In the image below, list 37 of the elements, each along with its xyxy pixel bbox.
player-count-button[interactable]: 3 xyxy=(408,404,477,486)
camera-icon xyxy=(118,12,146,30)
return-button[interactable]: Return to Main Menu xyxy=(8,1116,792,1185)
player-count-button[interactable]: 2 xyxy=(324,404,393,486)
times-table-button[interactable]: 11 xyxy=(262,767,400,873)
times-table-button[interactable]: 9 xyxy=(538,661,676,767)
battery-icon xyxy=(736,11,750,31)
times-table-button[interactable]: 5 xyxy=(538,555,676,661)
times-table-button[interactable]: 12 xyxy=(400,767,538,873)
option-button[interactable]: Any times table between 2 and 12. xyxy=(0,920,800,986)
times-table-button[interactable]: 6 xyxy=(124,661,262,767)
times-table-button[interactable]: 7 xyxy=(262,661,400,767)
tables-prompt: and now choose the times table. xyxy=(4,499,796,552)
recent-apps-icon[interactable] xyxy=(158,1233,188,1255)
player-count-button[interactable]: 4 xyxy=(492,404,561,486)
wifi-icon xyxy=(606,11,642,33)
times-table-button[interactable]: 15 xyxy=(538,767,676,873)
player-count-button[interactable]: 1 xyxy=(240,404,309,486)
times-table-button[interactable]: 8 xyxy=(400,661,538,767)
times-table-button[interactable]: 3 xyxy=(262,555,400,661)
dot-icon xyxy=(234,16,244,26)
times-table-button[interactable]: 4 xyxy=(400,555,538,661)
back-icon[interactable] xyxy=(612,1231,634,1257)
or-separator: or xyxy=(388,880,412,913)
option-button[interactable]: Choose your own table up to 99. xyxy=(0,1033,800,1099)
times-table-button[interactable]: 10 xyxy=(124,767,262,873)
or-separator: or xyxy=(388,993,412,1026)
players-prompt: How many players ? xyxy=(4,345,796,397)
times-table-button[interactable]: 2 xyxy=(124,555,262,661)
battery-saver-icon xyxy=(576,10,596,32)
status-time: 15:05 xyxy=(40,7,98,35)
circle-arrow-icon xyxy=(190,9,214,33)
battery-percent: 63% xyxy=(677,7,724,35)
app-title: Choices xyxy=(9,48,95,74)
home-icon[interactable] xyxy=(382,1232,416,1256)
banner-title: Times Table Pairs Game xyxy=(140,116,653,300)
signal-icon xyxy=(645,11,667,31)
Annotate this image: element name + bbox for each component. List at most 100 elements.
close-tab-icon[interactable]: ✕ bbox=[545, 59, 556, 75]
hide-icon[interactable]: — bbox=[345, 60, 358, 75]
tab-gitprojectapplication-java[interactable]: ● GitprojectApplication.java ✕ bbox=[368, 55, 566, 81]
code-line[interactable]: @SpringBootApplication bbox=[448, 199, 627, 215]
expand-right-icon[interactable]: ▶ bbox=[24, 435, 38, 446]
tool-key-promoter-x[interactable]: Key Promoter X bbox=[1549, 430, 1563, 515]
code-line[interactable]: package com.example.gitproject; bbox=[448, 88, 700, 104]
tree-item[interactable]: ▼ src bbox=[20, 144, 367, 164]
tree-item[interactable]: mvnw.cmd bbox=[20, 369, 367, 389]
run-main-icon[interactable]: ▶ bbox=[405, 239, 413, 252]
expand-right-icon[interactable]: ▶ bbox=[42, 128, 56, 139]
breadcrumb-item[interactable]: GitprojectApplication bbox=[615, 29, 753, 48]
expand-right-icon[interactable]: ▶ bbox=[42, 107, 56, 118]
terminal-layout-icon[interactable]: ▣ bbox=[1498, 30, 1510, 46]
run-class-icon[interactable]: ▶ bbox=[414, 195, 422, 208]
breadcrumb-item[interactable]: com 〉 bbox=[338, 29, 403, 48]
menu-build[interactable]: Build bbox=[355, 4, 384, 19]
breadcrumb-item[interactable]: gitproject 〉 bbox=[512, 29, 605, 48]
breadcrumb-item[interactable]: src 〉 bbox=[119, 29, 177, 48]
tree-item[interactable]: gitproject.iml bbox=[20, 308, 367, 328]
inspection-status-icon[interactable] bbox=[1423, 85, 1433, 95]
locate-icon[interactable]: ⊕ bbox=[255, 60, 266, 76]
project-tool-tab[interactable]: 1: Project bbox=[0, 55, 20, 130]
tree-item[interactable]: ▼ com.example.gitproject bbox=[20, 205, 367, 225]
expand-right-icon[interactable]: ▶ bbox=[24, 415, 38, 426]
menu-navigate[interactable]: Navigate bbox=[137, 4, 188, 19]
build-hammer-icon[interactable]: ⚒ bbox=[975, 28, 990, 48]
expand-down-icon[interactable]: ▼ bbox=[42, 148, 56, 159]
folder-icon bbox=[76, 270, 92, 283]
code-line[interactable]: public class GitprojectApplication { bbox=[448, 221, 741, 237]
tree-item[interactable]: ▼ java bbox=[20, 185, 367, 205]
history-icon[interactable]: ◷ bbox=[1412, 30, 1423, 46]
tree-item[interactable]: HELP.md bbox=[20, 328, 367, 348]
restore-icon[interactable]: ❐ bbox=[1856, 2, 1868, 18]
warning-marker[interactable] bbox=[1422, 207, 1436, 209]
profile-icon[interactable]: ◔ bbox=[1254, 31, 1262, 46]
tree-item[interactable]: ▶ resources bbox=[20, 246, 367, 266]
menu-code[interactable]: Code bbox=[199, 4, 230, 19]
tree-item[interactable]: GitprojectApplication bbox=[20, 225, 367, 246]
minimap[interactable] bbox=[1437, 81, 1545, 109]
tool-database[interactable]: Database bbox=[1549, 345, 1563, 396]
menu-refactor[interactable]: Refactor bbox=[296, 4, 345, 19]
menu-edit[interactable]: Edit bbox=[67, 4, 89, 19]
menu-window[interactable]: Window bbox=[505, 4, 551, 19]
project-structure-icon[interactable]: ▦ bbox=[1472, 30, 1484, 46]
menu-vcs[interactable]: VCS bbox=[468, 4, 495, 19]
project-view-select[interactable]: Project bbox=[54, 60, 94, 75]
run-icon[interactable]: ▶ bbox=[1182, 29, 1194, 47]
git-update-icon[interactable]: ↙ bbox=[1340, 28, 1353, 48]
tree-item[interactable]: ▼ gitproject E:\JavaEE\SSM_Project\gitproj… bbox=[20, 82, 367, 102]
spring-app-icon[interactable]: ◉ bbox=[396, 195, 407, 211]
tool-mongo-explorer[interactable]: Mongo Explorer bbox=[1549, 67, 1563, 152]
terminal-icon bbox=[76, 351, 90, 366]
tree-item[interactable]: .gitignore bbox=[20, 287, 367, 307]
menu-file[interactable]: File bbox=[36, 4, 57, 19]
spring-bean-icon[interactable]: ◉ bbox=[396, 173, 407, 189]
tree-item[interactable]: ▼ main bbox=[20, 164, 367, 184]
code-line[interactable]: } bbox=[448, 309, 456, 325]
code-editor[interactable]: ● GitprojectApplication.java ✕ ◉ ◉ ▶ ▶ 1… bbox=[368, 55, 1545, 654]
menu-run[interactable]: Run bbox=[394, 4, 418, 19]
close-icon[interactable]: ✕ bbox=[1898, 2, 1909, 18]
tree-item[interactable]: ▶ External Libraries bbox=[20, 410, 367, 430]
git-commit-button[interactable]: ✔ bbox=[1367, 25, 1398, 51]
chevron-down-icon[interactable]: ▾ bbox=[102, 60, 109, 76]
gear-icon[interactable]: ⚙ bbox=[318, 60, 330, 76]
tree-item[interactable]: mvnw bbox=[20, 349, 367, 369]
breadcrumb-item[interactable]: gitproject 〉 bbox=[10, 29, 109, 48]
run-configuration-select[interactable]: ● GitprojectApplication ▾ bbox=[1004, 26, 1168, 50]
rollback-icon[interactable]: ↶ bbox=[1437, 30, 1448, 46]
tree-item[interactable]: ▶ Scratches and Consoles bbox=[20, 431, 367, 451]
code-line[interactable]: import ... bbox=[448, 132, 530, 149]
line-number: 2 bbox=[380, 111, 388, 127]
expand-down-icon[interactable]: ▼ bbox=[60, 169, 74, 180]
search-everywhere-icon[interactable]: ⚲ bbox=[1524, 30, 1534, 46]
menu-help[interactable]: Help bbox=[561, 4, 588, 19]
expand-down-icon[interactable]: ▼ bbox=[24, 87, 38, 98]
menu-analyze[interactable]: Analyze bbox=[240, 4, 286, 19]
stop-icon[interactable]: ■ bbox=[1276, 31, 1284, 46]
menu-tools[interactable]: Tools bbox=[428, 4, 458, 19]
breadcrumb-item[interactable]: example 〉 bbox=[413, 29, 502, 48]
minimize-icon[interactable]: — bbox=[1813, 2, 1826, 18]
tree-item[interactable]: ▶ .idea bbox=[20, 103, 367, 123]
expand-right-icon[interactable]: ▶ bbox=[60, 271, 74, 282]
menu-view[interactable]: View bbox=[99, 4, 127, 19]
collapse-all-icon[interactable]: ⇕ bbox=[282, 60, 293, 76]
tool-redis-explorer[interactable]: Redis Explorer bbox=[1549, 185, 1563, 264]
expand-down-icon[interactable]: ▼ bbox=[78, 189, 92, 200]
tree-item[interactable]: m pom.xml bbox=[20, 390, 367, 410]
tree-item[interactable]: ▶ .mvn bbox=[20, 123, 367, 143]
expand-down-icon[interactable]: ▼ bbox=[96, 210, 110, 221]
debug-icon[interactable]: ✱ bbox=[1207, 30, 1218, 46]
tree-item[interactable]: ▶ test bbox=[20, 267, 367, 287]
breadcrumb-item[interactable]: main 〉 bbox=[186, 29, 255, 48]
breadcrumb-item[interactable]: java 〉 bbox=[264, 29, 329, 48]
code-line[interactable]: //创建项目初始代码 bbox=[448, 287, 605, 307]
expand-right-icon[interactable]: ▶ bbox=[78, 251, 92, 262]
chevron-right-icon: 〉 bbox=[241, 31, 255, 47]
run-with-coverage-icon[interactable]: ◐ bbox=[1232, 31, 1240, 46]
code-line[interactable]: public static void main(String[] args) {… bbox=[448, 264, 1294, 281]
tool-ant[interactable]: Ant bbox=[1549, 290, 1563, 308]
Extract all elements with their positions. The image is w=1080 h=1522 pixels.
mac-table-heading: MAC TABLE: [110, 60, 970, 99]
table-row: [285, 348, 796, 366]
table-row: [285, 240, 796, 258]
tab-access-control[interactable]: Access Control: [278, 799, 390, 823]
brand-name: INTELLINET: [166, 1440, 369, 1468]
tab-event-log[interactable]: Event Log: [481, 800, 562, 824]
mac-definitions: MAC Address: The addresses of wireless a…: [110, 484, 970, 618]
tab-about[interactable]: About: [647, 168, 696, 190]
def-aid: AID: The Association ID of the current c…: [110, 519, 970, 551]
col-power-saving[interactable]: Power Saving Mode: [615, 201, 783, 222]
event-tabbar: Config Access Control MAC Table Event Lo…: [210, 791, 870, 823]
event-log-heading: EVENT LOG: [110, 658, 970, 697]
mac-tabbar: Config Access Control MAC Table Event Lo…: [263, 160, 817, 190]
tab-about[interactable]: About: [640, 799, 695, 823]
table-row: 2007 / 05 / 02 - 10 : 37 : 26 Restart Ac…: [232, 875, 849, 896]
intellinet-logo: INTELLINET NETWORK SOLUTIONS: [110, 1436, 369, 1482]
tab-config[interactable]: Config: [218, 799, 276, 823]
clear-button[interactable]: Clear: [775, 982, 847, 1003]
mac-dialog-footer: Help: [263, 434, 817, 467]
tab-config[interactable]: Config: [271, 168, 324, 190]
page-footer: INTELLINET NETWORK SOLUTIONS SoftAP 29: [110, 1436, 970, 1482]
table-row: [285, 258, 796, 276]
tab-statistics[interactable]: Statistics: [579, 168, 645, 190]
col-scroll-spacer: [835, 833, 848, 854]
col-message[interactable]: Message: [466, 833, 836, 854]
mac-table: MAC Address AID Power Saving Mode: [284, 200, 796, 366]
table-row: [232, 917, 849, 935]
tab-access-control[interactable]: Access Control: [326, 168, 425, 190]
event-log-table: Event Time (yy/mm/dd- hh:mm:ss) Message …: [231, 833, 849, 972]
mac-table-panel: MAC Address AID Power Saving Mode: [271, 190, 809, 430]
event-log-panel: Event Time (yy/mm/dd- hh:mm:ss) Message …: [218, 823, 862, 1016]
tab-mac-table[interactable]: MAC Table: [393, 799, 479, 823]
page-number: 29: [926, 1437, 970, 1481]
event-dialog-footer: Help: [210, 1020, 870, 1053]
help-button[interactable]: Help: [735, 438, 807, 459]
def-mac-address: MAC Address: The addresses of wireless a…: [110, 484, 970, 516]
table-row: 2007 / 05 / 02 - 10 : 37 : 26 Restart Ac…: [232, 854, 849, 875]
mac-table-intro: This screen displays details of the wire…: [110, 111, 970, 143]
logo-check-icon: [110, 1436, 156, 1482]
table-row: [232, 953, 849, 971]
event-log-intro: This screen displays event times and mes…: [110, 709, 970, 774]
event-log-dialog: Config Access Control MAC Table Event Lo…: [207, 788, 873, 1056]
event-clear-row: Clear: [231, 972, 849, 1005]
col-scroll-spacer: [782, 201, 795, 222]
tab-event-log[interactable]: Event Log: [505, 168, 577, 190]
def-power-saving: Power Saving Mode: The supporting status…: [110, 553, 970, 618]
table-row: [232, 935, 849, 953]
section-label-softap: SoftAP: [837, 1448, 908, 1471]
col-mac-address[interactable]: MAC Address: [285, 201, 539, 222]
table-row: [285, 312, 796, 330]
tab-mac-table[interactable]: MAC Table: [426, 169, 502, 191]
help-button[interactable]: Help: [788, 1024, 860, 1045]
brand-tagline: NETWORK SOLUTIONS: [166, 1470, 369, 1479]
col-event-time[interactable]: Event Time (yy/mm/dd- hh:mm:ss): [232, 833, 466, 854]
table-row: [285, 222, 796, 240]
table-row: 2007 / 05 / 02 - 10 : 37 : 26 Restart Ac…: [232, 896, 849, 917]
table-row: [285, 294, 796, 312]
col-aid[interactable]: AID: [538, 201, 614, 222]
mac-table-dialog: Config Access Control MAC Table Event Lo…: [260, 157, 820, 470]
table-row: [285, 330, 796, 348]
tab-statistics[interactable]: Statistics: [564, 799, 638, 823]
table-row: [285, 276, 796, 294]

--------------------------------

-- EXERCISE REQUIREMENTS --
Reproduce the material from its start through the line containing "return-button[interactable]: Return to", swapping "Main Menu" for "Home Screen" and leaving everything else unchanged.

-- CORRECT OUTPUT --
In the image below, list 37 of the elements, each along with its xyxy pixel bbox.
player-count-button[interactable]: 3 xyxy=(408,404,477,486)
camera-icon xyxy=(118,12,146,30)
return-button[interactable]: Return to Home Screen xyxy=(8,1116,792,1185)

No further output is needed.